## Data records
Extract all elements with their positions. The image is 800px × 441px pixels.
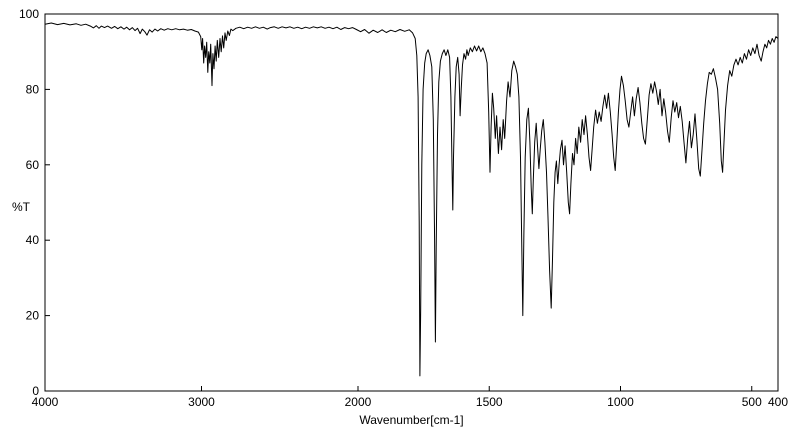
x-tick-label: 3000 (188, 395, 215, 409)
y-tick-label: 40 (26, 233, 40, 247)
x-tick-label: 400 (768, 395, 788, 409)
y-tick-label: 60 (26, 158, 40, 172)
plot-frame (44, 13, 779, 392)
spectrum-trace (44, 22, 779, 377)
x-axis-title: Wavenumber[cm-1] (359, 413, 464, 427)
y-tick-label: 100 (19, 7, 39, 21)
y-tick-label: 80 (26, 82, 40, 96)
y-tick-label: 20 (26, 309, 40, 323)
x-tick-label: 2000 (345, 395, 372, 409)
x-tick-label: 1500 (476, 395, 503, 409)
x-tick-label: 4000 (32, 395, 59, 409)
y-tick-label: 0 (32, 384, 39, 398)
x-tick-label: 1000 (607, 395, 634, 409)
x-tick-label: 500 (742, 395, 762, 409)
y-axis-title: %T (12, 200, 30, 214)
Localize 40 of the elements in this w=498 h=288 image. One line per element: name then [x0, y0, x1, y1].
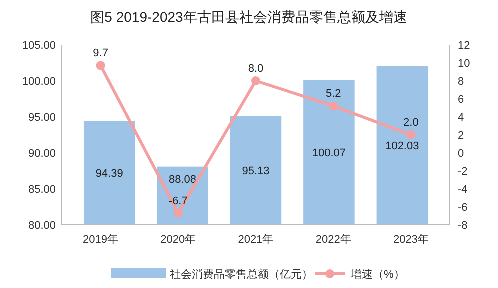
y2-tick-label: 0 — [458, 148, 464, 160]
y2-tick-label: 8 — [458, 76, 464, 88]
y2-tick-label: -4 — [458, 184, 468, 196]
y-tick-label: 80.00 — [28, 220, 56, 232]
x-tick-label: 2023年 — [393, 234, 429, 246]
data-label: 94.39 — [96, 168, 124, 180]
x-tick-label: 2022年 — [316, 234, 352, 246]
y-tick-label: 105.00 — [22, 40, 56, 52]
y2-tick-label: 10 — [458, 58, 470, 70]
chart-title: 图5 2019-2023年古田县社会消费品零售总额及增速 — [90, 9, 408, 25]
x-tick-label: 2021年 — [238, 234, 274, 246]
point — [174, 208, 183, 218]
point — [252, 76, 260, 86]
y-tick-label: 100.00 — [22, 76, 56, 88]
point — [406, 130, 416, 140]
data-label: 102.03 — [386, 140, 420, 153]
data-label: -6.7 — [168, 195, 188, 208]
data-label: 2.0 — [404, 117, 419, 129]
y2-tick-label: 4 — [458, 112, 464, 124]
y-tick-label: 85.00 — [28, 184, 56, 196]
data-label: 95.13 — [242, 166, 270, 178]
data-label: 5.2 — [326, 88, 342, 100]
y-tick-label: 90.00 — [28, 148, 56, 160]
data-label: 9.7 — [93, 48, 108, 60]
y2-tick-label: 12 — [458, 40, 470, 52]
data-label: 100.07 — [312, 148, 346, 160]
legend-label: 社会消费品零售总额（亿元） — [170, 268, 313, 281]
x-tick-label: 2020年 — [160, 234, 196, 246]
y2-tick-label: -6 — [458, 202, 468, 214]
point — [96, 61, 106, 70]
legend-label: 增速（%） — [350, 268, 405, 281]
x-tick-label: 2019年 — [83, 234, 119, 246]
y2-tick-label: -2 — [458, 166, 468, 178]
data-label: 88.08 — [169, 174, 197, 186]
y2-tick-label: -8 — [458, 220, 468, 232]
y-tick-label: 95.00 — [28, 112, 56, 124]
y2-tick-label: 6 — [458, 94, 464, 106]
point — [329, 102, 338, 111]
data-label: 8.0 — [248, 63, 264, 75]
y2-tick-label: 2 — [458, 130, 464, 142]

## Problem details
Could you switch every "data-label" to "value-label" in all of the records above and give them again with nothing else changed and the pictures left out?

## Task answer
Extract all elements with their positions. The image is 800px × 441px pixels.
x-tick-label: 3000 (188, 395, 215, 409)
y-tick-label: 40 (26, 233, 40, 247)
x-tick-label: 400 (768, 395, 788, 409)
y-tick-label: 60 (26, 158, 40, 172)
plot-frame (44, 13, 779, 392)
spectrum-trace (44, 22, 779, 377)
x-axis-title: Wavenumber[cm-1] (359, 413, 464, 427)
y-tick-label: 100 (19, 7, 39, 21)
y-tick-label: 80 (26, 82, 40, 96)
y-tick-label: 20 (26, 309, 40, 323)
x-tick-label: 2000 (345, 395, 372, 409)
x-tick-label: 1500 (476, 395, 503, 409)
x-tick-label: 4000 (32, 395, 59, 409)
y-tick-label: 0 (32, 384, 39, 398)
x-tick-label: 1000 (607, 395, 634, 409)
x-tick-label: 500 (742, 395, 762, 409)
y-axis-title: %T (12, 200, 30, 214)
Localize 40 of the elements in this w=498 h=288 image. One line per element: name then [x0, y0, x1, y1].
y2-tick-label: 0 — [458, 148, 464, 160]
y2-tick-label: 8 — [458, 76, 464, 88]
y2-tick-label: -4 — [458, 184, 468, 196]
y-tick-label: 80.00 — [28, 220, 56, 232]
x-tick-label: 2023年 — [393, 234, 429, 246]
value-label: 94.39 — [96, 168, 124, 180]
x-tick-label: 2022年 — [316, 234, 352, 246]
y-tick-label: 105.00 — [22, 40, 56, 52]
y2-tick-label: 10 — [458, 58, 470, 70]
chart-title: 图5 2019-2023年古田县社会消费品零售总额及增速 — [90, 9, 408, 25]
x-tick-label: 2021年 — [238, 234, 274, 246]
point — [174, 208, 183, 218]
point — [252, 76, 260, 86]
y-tick-label: 100.00 — [22, 76, 56, 88]
point — [406, 130, 416, 140]
value-label: 102.03 — [386, 140, 420, 153]
value-label: -6.7 — [168, 195, 188, 208]
value-label: 2.0 — [404, 117, 419, 129]
y2-tick-label: 4 — [458, 112, 464, 124]
y-tick-label: 85.00 — [28, 184, 56, 196]
value-label: 95.13 — [242, 166, 270, 178]
value-label: 5.2 — [326, 88, 342, 100]
y-tick-label: 90.00 — [28, 148, 56, 160]
value-label: 9.7 — [93, 48, 108, 60]
y2-tick-label: 12 — [458, 40, 470, 52]
value-label: 100.07 — [312, 148, 346, 160]
legend-label: 社会消费品零售总额（亿元） — [170, 268, 313, 281]
x-tick-label: 2020年 — [160, 234, 196, 246]
y2-tick-label: -6 — [458, 202, 468, 214]
point — [96, 61, 106, 70]
legend-label: 增速（%） — [350, 268, 405, 281]
x-tick-label: 2019年 — [83, 234, 119, 246]
y2-tick-label: -2 — [458, 166, 468, 178]
value-label: 88.08 — [169, 174, 197, 186]
y2-tick-label: -8 — [458, 220, 468, 232]
y-tick-label: 95.00 — [28, 112, 56, 124]
y2-tick-label: 6 — [458, 94, 464, 106]
point — [329, 102, 338, 111]
value-label: 8.0 — [248, 63, 264, 75]
y2-tick-label: 2 — [458, 130, 464, 142]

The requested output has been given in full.